### [Aim]
Using the material below, work out how many lines contain the word "Toplam". Reply with the number and nothing more.

Stored records:

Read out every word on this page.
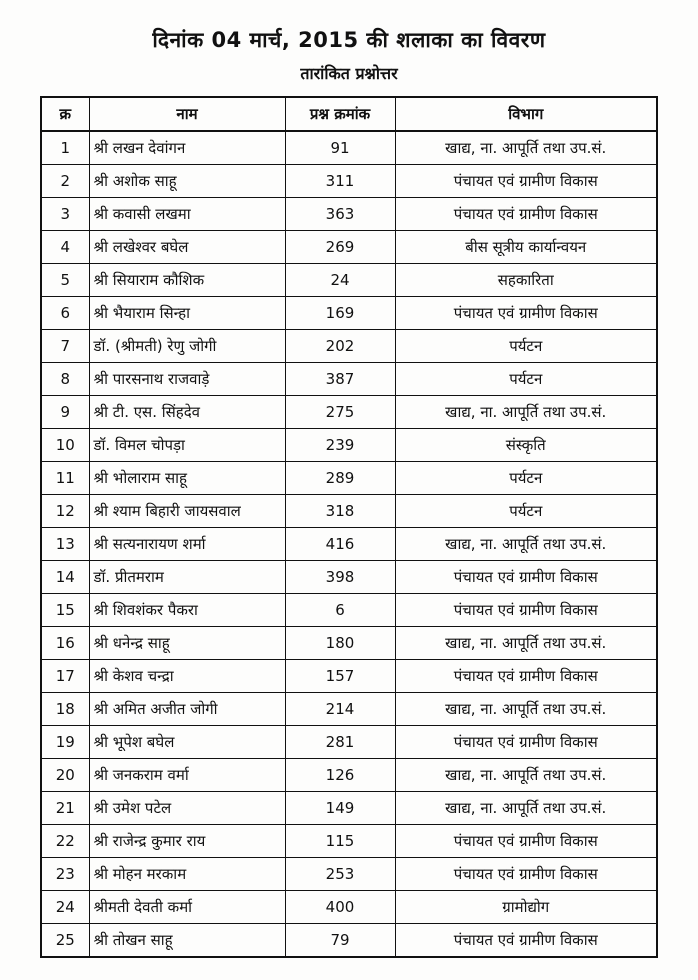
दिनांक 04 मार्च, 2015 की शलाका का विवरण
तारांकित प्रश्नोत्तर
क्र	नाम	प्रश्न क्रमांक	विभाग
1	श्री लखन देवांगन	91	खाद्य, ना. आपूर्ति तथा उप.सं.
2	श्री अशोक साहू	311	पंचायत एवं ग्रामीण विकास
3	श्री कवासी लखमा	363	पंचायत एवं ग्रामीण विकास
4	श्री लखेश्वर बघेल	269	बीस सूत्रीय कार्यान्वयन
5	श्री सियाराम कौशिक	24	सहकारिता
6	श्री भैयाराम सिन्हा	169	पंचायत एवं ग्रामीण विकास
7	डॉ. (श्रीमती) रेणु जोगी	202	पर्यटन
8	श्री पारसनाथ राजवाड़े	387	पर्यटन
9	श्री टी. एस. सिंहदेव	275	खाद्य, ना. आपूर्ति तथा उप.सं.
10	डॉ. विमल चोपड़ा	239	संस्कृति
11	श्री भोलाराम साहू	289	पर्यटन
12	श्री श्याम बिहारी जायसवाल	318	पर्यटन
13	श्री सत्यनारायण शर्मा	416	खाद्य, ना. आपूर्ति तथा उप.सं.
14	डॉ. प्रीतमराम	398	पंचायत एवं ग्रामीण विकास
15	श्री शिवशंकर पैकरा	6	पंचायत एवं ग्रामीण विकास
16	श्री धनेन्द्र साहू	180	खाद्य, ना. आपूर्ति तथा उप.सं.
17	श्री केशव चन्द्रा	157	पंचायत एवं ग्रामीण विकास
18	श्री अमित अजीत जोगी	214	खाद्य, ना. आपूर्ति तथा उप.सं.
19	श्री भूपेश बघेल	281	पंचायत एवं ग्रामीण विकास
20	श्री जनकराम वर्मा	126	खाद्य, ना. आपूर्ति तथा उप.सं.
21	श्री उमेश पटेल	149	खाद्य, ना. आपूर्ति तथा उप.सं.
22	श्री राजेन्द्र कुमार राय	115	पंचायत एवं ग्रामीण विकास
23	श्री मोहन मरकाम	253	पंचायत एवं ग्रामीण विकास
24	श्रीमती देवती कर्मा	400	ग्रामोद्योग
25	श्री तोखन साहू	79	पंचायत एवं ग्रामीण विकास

==

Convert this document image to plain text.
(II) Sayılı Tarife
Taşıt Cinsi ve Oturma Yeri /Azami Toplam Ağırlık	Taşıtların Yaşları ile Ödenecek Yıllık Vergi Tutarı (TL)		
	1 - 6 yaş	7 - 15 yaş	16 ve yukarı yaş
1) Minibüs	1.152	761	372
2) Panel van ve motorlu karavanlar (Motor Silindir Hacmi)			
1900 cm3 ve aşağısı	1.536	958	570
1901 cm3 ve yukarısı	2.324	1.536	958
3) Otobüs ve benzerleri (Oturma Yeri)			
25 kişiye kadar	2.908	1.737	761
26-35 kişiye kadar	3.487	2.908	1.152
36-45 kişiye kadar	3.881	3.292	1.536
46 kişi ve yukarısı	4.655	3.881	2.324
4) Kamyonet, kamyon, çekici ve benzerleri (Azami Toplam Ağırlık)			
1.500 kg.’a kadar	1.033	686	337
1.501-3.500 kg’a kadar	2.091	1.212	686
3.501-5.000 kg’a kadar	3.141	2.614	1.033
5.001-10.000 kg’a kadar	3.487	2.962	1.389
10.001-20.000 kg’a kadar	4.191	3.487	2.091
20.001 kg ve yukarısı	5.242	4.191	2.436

### [Right answer]
2